▶ **Stored data**
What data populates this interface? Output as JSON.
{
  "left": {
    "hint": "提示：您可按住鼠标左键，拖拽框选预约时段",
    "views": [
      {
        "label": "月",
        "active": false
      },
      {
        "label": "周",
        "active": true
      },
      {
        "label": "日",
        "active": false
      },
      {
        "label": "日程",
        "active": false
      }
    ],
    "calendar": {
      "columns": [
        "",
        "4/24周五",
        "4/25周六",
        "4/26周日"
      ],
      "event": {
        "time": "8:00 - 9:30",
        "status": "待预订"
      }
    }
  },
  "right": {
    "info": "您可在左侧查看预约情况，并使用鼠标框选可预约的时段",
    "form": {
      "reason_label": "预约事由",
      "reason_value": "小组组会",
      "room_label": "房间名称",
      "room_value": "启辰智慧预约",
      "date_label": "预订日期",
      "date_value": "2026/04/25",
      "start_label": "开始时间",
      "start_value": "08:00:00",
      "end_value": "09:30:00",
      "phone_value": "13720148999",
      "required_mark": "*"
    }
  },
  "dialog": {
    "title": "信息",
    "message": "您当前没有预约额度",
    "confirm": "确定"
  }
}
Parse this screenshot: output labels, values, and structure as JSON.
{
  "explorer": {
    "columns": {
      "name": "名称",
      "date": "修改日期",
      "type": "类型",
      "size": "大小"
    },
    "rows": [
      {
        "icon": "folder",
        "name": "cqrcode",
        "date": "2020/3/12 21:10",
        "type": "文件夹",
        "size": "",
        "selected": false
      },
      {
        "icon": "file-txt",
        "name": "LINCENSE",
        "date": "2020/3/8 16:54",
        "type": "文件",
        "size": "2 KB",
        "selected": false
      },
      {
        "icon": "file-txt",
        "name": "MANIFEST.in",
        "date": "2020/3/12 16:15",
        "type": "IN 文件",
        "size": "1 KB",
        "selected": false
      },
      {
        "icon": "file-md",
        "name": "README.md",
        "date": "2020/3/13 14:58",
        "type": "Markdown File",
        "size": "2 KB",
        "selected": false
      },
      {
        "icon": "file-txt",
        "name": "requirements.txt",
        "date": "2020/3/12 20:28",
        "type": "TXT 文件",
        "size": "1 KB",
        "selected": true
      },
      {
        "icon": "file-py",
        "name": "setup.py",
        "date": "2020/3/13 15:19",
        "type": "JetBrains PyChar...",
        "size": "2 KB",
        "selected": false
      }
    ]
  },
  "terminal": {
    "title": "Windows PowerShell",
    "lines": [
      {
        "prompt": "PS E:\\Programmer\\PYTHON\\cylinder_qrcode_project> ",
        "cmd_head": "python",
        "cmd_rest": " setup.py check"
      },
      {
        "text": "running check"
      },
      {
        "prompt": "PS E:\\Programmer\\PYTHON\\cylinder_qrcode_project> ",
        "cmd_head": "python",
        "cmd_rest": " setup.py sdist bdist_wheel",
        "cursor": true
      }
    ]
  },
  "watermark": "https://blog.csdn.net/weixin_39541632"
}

▶ **Exercise objective**
Print out every record again, exactly and in full.

▶ **Correct response**
What data populates this interface? Output as JSON.
{
  "left": {
    "hint": "提示：您可按住鼠标左键，拖拽框选预约时段",
    "views": [
      {
        "label": "月",
        "active": false
      },
      {
        "label": "周",
        "active": true
      },
      {
        "label": "日",
        "active": false
      },
      {
        "label": "日程",
        "active": false
      }
    ],
    "calendar": {
      "columns": [
        "",
        "4/24周五",
        "4/25周六",
        "4/26周日"
      ],
      "event": {
        "time": "8:00 - 9:30",
        "status": "待预订"
      }
    }
  },
  "right": {
    "info": "您可在左侧查看预约情况，并使用鼠标框选可预约的时段",
    "form": {
      "reason_label": "预约事由",
      "reason_value": "小组组会",
      "room_label": "房间名称",
      "room_value": "启辰智慧预约",
      "date_label": "预订日期",
      "date_value": "2026/04/25",
      "start_label": "开始时间",
      "start_value": "08:00:00",
      "end_value": "09:30:00",
      "phone_value": "13720148999",
      "required_mark": "*"
    }
  },
  "dialog": {
    "title": "信息",
    "message": "您当前没有预约额度",
    "confirm": "确定"
  }
}
Parse this screenshot: output labels, values, and structure as JSON.
{
  "explorer": {
    "columns": {
      "name": "名称",
      "date": "修改日期",
      "type": "类型",
      "size": "大小"
    },
    "rows": [
      {
        "icon": "folder",
        "name": "cqrcode",
        "date": "2020/3/12 21:10",
        "type": "文件夹",
        "size": "",
        "selected": false
      },
      {
        "icon": "file-txt",
        "name": "LINCENSE",
        "date": "2020/3/8 16:54",
        "type": "文件",
        "size": "2 KB",
        "selected": false
      },
      {
        "icon": "file-txt",
        "name": "MANIFEST.in",
        "date": "2020/3/12 16:15",
        "type": "IN 文件",
        "size": "1 KB",
        "selected": false
      },
      {
        "icon": "file-md",
        "name": "README.md",
        "date": "2020/3/13 14:58",
        "type": "Markdown File",
        "size": "2 KB",
        "selected": false
      },
      {
        "icon": "file-txt",
        "name": "requirements.txt",
        "date": "2020/3/12 20:28",
        "type": "TXT 文件",
        "size": "1 KB",
        "selected": true
      },
      {
        "icon": "file-py",
        "name": "setup.py",
        "date": "2020/3/13 15:19",
        "type": "JetBrains PyChar...",
        "size": "2 KB",
        "selected": false
      }
    ]
  },
  "terminal": {
    "title": "Windows PowerShell",
    "lines": [
      {
        "prompt": "PS E:\\Programmer\\PYTHON\\cylinder_qrcode_project> ",
        "cmd_head": "python",
        "cmd_rest": " setup.py check"
      },
      {
        "text": "running check"
      },
      {
        "prompt": "PS E:\\Programmer\\PYTHON\\cylinder_qrcode_project> ",
        "cmd_head": "python",
        "cmd_rest": " setup.py sdist bdist_wheel",
        "cursor": true
      }
    ]
  },
  "watermark": "https://blog.csdn.net/weixin_39541632"
}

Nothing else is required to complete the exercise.